Beneath this sentence is a listing. Return its lines from the one containing "Read out every word on this page." through the last, exactly, and omit the pictures.

## Data shown
************

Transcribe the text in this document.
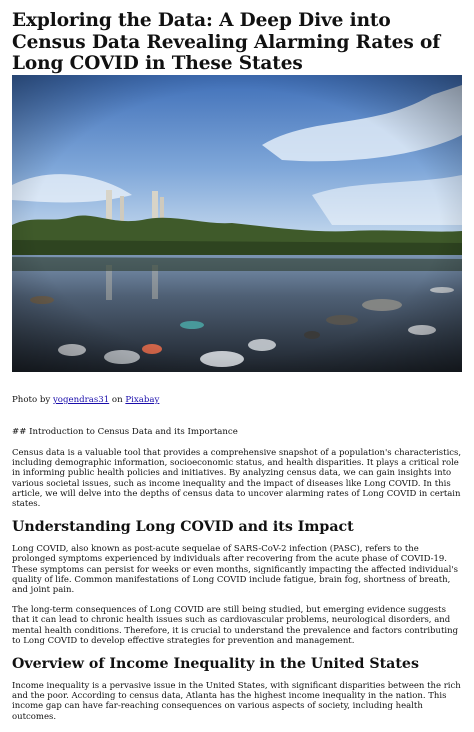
Exploring the Data: A Deep Dive into Census Data Revealing Alarming Rates of Long COVID in These States
Photo by yogendras31 on Pixabay
## Introduction to Census Data and its Importance

Census data is a valuable tool that provides a comprehensive snapshot of a population's characteristics, including demographic information, socioeconomic status, and health disparities. It plays a critical role in informing public health policies and initiatives. By analyzing census data, we can gain insights into various societal issues, such as income inequality and the impact of diseases like Long COVID. In this article, we will delve into the depths of census data to uncover alarming rates of Long COVID in certain states.

Understanding Long COVID and its Impact

Long COVID, also known as post-acute sequelae of SARS-CoV-2 infection (PASC), refers to the prolonged symptoms experienced by individuals after recovering from the acute phase of COVID-19. These symptoms can persist for weeks or even months, significantly impacting the affected individual's quality of life. Common manifestations of Long COVID include fatigue, brain fog, shortness of breath, and joint pain.

The long-term consequences of Long COVID are still being studied, but emerging evidence suggests that it can lead to chronic health issues such as cardiovascular problems, neurological disorders, and mental health conditions. Therefore, it is crucial to understand the prevalence and factors contributing to Long COVID to develop effective strategies for prevention and management.

Overview of Income Inequality in the United States

Income inequality is a pervasive issue in the United States, with significant disparities between the rich and the poor. According to census data, Atlanta has the highest income inequality in the nation. This income gap can have far-reaching consequences on various aspects of society, including health outcomes.
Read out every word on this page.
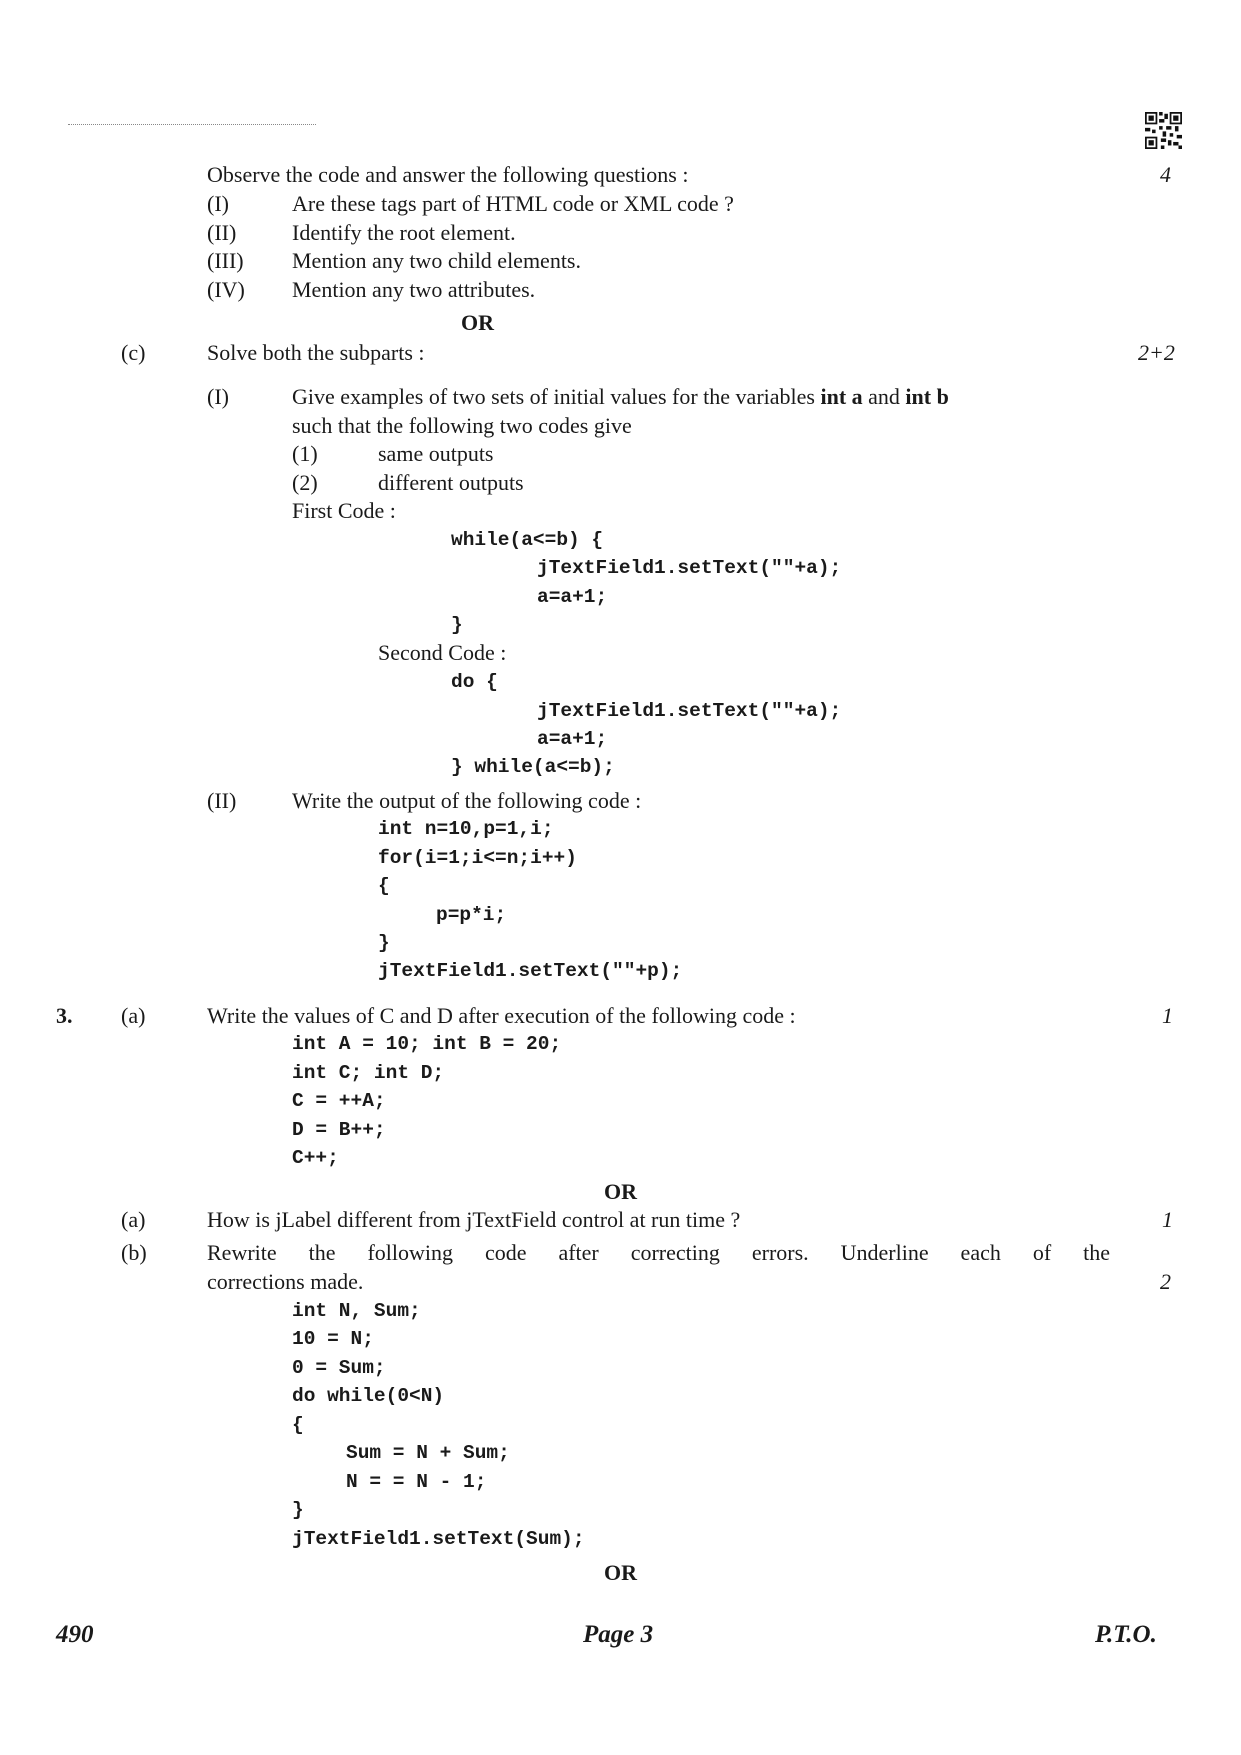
Observe the code and answer the following questions :	4
(I)	Are these tags part of HTML code or XML code ?
(II)	Identify the root element.
(III) Mention any two child elements.
(IV) Mention any two attributes.
OR
(c)	Solve both the subparts :	2+2
(I)	Give examples of two sets of initial values for the variables int a and int b
such that the following two codes give
(1)	same outputs
(2)	different outputs
First Code :
while(a<=b) {
jTextField1.setText(""+a);
a=a+1;
}
Second Code :
do {
jTextField1.setText(""+a);
a=a+1;
} while(a<=b);
(II)	Write the output of the following code :
int n=10,p=1,i;
for(i=1;i<=n;i++)
{
p=p*i;
}
jTextField1.setText(""+p);
3. (a)	Write the values of C and D after execution of the following code :	1
int A = 10; int B = 20;
int C; int D;
C = ++A;
D = B++;
C++;
OR
(a)	How is jLabel different from jTextField control at run time ?	1
(b)	Rewrite the following code after correcting errors. Underline each of the
corrections made.	2
int N, Sum;
10 = N;
0 = Sum;
do while(0<N)
{
Sum = N + Sum;
N = = N - 1;
}
jTextField1.setText(Sum);
OR
490	Page 3	P.T.O.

************

## Reply
Read out every word on this page.
Observe the code and answer the following questions :	4
(I)	Are these tags part of HTML code or XML code ?
(II)	Identify the root element.
(III) Mention any two child elements.
(IV) Mention any two attributes.
OR
(c)	Solve both the subparts :	2+2
(I)	Give examples of two sets of initial values for the variables int a and int b
such that the following two codes give
(1)	same outputs
(2)	different outputs
First Code :
while(a<=b) {
jTextField1.setText(""+a);
a=a+1;
}
Second Code :
do {
jTextField1.setText(""+a);
a=a+1;
} while(a<=b);
(II)	Write the output of the following code :
int n=10,p=1,i;
for(i=1;i<=n;i++)
{
p=p*i;
}
jTextField1.setText(""+p);
3. (a)	Write the values of C and D after execution of the following code :	1
int A = 10; int B = 20;
int C; int D;
C = ++A;
D = B++;
C++;
OR
(a)	How is jLabel different from jTextField control at run time ?	1
(b)	Rewrite the following code after correcting errors. Underline each of the
corrections made.	2
int N, Sum;
10 = N;
0 = Sum;
do while(0<N)
{
Sum = N + Sum;
N = = N - 1;
}
jTextField1.setText(Sum);
OR
490	Page 3	P.T.O.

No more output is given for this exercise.